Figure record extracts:

---

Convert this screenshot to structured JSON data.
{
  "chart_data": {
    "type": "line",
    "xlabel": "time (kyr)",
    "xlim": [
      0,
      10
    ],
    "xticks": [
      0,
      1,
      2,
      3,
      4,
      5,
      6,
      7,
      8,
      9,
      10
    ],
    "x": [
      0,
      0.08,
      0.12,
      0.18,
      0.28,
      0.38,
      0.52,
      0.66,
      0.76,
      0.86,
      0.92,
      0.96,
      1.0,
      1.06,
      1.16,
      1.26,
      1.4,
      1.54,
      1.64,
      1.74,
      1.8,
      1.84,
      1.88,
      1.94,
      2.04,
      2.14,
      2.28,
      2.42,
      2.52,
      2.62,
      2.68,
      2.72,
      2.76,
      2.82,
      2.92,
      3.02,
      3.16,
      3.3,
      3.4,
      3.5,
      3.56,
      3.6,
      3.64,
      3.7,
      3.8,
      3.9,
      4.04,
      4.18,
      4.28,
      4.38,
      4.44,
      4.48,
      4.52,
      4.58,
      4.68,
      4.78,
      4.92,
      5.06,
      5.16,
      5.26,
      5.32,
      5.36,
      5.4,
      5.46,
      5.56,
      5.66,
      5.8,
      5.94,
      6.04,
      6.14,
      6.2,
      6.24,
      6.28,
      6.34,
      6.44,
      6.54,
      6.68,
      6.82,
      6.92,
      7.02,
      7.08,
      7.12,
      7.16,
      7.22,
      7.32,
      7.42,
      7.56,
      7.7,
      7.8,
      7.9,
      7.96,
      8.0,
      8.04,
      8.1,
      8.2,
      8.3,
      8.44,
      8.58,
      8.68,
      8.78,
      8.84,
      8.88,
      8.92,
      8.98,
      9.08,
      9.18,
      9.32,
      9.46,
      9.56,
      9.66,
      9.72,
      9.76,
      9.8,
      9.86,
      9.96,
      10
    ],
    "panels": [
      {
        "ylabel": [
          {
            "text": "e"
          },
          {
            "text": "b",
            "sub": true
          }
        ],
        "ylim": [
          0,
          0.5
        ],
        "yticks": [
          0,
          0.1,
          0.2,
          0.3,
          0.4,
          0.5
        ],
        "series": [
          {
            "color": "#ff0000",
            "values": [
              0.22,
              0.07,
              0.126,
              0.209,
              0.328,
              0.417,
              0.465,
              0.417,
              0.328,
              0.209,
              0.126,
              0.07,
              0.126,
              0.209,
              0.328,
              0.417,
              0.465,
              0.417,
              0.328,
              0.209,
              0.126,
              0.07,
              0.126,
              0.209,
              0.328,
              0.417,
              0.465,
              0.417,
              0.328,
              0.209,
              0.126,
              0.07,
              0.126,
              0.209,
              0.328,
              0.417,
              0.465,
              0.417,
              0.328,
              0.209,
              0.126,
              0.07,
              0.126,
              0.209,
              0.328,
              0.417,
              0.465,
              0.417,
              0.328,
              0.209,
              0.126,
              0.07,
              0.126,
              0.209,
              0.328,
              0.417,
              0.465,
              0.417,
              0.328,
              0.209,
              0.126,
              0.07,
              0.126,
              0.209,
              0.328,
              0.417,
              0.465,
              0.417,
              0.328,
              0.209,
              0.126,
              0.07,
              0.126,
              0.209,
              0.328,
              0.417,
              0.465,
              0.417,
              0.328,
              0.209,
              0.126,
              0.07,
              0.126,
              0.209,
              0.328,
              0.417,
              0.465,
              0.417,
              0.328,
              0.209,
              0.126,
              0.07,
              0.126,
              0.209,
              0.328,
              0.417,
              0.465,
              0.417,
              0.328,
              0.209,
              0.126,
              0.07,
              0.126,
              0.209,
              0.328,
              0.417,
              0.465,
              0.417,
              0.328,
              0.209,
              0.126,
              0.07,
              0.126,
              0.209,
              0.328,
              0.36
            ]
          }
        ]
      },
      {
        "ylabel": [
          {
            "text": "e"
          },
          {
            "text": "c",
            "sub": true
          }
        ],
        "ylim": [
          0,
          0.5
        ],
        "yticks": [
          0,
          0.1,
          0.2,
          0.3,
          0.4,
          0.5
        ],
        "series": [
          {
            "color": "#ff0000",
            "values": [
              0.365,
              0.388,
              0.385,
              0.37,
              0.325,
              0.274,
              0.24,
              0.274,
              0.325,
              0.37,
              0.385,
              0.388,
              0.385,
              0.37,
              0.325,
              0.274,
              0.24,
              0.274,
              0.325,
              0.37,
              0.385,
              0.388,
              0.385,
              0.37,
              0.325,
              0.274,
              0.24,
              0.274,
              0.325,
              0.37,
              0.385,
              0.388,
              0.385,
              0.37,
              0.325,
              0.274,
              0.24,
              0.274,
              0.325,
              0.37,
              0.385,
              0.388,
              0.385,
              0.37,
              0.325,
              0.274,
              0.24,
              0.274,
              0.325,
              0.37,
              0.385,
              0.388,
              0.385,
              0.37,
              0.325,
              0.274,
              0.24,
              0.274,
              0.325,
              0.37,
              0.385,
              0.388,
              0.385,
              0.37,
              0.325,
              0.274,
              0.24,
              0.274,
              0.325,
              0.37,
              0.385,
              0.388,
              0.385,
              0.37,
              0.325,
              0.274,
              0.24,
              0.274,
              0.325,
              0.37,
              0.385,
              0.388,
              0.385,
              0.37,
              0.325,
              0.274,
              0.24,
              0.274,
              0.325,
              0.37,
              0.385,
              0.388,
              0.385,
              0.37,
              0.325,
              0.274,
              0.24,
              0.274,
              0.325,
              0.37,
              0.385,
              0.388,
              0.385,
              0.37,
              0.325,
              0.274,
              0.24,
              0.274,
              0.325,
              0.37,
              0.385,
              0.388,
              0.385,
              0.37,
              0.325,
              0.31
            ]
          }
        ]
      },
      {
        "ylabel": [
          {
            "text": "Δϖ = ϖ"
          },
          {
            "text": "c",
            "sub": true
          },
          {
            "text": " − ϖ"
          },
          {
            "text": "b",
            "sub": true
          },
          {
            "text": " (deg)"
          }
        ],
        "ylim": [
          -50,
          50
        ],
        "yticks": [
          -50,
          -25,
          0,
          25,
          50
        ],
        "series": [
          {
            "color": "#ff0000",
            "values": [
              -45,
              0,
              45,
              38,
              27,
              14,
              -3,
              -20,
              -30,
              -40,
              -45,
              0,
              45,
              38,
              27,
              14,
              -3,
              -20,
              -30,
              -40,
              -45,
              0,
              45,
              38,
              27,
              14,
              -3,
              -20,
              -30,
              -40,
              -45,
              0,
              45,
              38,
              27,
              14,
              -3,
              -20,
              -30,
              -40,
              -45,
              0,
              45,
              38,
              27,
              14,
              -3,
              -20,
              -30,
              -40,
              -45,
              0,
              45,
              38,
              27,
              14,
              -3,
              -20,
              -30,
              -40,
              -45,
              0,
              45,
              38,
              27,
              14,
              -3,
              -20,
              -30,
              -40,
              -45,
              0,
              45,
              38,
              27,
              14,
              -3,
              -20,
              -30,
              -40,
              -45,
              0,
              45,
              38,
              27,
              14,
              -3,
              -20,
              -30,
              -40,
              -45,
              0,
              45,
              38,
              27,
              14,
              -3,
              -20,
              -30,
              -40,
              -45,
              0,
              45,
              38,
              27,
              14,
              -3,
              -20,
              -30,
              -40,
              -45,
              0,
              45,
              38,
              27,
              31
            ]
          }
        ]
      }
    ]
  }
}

---

Above are the records; copy all of them exactly.

Convert this screenshot to structured JSON data.
{
  "chart_data": {
    "type": "line",
    "xlabel": "time (kyr)",
    "xlim": [
      0,
      10
    ],
    "xticks": [
      0,
      1,
      2,
      3,
      4,
      5,
      6,
      7,
      8,
      9,
      10
    ],
    "x": [
      0,
      0.08,
      0.12,
      0.18,
      0.28,
      0.38,
      0.52,
      0.66,
      0.76,
      0.86,
      0.92,
      0.96,
      1.0,
      1.06,
      1.16,
      1.26,
      1.4,
      1.54,
      1.64,
      1.74,
      1.8,
      1.84,
      1.88,
      1.94,
      2.04,
      2.14,
      2.28,
      2.42,
      2.52,
      2.62,
      2.68,
      2.72,
      2.76,
      2.82,
      2.92,
      3.02,
      3.16,
      3.3,
      3.4,
      3.5,
      3.56,
      3.6,
      3.64,
      3.7,
      3.8,
      3.9,
      4.04,
      4.18,
      4.28,
      4.38,
      4.44,
      4.48,
      4.52,
      4.58,
      4.68,
      4.78,
      4.92,
      5.06,
      5.16,
      5.26,
      5.32,
      5.36,
      5.4,
      5.46,
      5.56,
      5.66,
      5.8,
      5.94,
      6.04,
      6.14,
      6.2,
      6.24,
      6.28,
      6.34,
      6.44,
      6.54,
      6.68,
      6.82,
      6.92,
      7.02,
      7.08,
      7.12,
      7.16,
      7.22,
      7.32,
      7.42,
      7.56,
      7.7,
      7.8,
      7.9,
      7.96,
      8.0,
      8.04,
      8.1,
      8.2,
      8.3,
      8.44,
      8.58,
      8.68,
      8.78,
      8.84,
      8.88,
      8.92,
      8.98,
      9.08,
      9.18,
      9.32,
      9.46,
      9.56,
      9.66,
      9.72,
      9.76,
      9.8,
      9.86,
      9.96,
      10
    ],
    "panels": [
      {
        "ylabel": [
          {
            "text": "e"
          },
          {
            "text": "b",
            "sub": true
          }
        ],
        "ylim": [
          0,
          0.5
        ],
        "yticks": [
          0,
          0.1,
          0.2,
          0.3,
          0.4,
          0.5
        ],
        "series": [
          {
            "color": "#ff0000",
            "values": [
              0.22,
              0.07,
              0.126,
              0.209,
              0.328,
              0.417,
              0.465,
              0.417,
              0.328,
              0.209,
              0.126,
              0.07,
              0.126,
              0.209,
              0.328,
              0.417,
              0.465,
              0.417,
              0.328,
              0.209,
              0.126,
              0.07,
              0.126,
              0.209,
              0.328,
              0.417,
              0.465,
              0.417,
              0.328,
              0.209,
              0.126,
              0.07,
              0.126,
              0.209,
              0.328,
              0.417,
              0.465,
              0.417,
              0.328,
              0.209,
              0.126,
              0.07,
              0.126,
              0.209,
              0.328,
              0.417,
              0.465,
              0.417,
              0.328,
              0.209,
              0.126,
              0.07,
              0.126,
              0.209,
              0.328,
              0.417,
              0.465,
              0.417,
              0.328,
              0.209,
              0.126,
              0.07,
              0.126,
              0.209,
              0.328,
              0.417,
              0.465,
              0.417,
              0.328,
              0.209,
              0.126,
              0.07,
              0.126,
              0.209,
              0.328,
              0.417,
              0.465,
              0.417,
              0.328,
              0.209,
              0.126,
              0.07,
              0.126,
              0.209,
              0.328,
              0.417,
              0.465,
              0.417,
              0.328,
              0.209,
              0.126,
              0.07,
              0.126,
              0.209,
              0.328,
              0.417,
              0.465,
              0.417,
              0.328,
              0.209,
              0.126,
              0.07,
              0.126,
              0.209,
              0.328,
              0.417,
              0.465,
              0.417,
              0.328,
              0.209,
              0.126,
              0.07,
              0.126,
              0.209,
              0.328,
              0.36
            ]
          }
        ]
      },
      {
        "ylabel": [
          {
            "text": "e"
          },
          {
            "text": "c",
            "sub": true
          }
        ],
        "ylim": [
          0,
          0.5
        ],
        "yticks": [
          0,
          0.1,
          0.2,
          0.3,
          0.4,
          0.5
        ],
        "series": [
          {
            "color": "#ff0000",
            "values": [
              0.365,
              0.388,
              0.385,
              0.37,
              0.325,
              0.274,
              0.24,
              0.274,
              0.325,
              0.37,
              0.385,
              0.388,
              0.385,
              0.37,
              0.325,
              0.274,
              0.24,
              0.274,
              0.325,
              0.37,
              0.385,
              0.388,
              0.385,
              0.37,
              0.325,
              0.274,
              0.24,
              0.274,
              0.325,
              0.37,
              0.385,
              0.388,
              0.385,
              0.37,
              0.325,
              0.274,
              0.24,
              0.274,
              0.325,
              0.37,
              0.385,
              0.388,
              0.385,
              0.37,
              0.325,
              0.274,
              0.24,
              0.274,
              0.325,
              0.37,
              0.385,
              0.388,
              0.385,
              0.37,
              0.325,
              0.274,
              0.24,
              0.274,
              0.325,
              0.37,
              0.385,
              0.388,
              0.385,
              0.37,
              0.325,
              0.274,
              0.24,
              0.274,
              0.325,
              0.37,
              0.385,
              0.388,
              0.385,
              0.37,
              0.325,
              0.274,
              0.24,
              0.274,
              0.325,
              0.37,
              0.385,
              0.388,
              0.385,
              0.37,
              0.325,
              0.274,
              0.24,
              0.274,
              0.325,
              0.37,
              0.385,
              0.388,
              0.385,
              0.37,
              0.325,
              0.274,
              0.24,
              0.274,
              0.325,
              0.37,
              0.385,
              0.388,
              0.385,
              0.37,
              0.325,
              0.274,
              0.24,
              0.274,
              0.325,
              0.37,
              0.385,
              0.388,
              0.385,
              0.37,
              0.325,
              0.31
            ]
          }
        ]
      },
      {
        "ylabel": [
          {
            "text": "Δϖ = ϖ"
          },
          {
            "text": "c",
            "sub": true
          },
          {
            "text": " − ϖ"
          },
          {
            "text": "b",
            "sub": true
          },
          {
            "text": " (deg)"
          }
        ],
        "ylim": [
          -50,
          50
        ],
        "yticks": [
          -50,
          -25,
          0,
          25,
          50
        ],
        "series": [
          {
            "color": "#ff0000",
            "values": [
              -45,
              0,
              45,
              38,
              27,
              14,
              -3,
              -20,
              -30,
              -40,
              -45,
              0,
              45,
              38,
              27,
              14,
              -3,
              -20,
              -30,
              -40,
              -45,
              0,
              45,
              38,
              27,
              14,
              -3,
              -20,
              -30,
              -40,
              -45,
              0,
              45,
              38,
              27,
              14,
              -3,
              -20,
              -30,
              -40,
              -45,
              0,
              45,
              38,
              27,
              14,
              -3,
              -20,
              -30,
              -40,
              -45,
              0,
              45,
              38,
              27,
              14,
              -3,
              -20,
              -30,
              -40,
              -45,
              0,
              45,
              38,
              27,
              14,
              -3,
              -20,
              -30,
              -40,
              -45,
              0,
              45,
              38,
              27,
              14,
              -3,
              -20,
              -30,
              -40,
              -45,
              0,
              45,
              38,
              27,
              14,
              -3,
              -20,
              -30,
              -40,
              -45,
              0,
              45,
              38,
              27,
              14,
              -3,
              -20,
              -30,
              -40,
              -45,
              0,
              45,
              38,
              27,
              14,
              -3,
              -20,
              -30,
              -40,
              -45,
              0,
              45,
              38,
              27,
              31
            ]
          }
        ]
      }
    ]
  }
}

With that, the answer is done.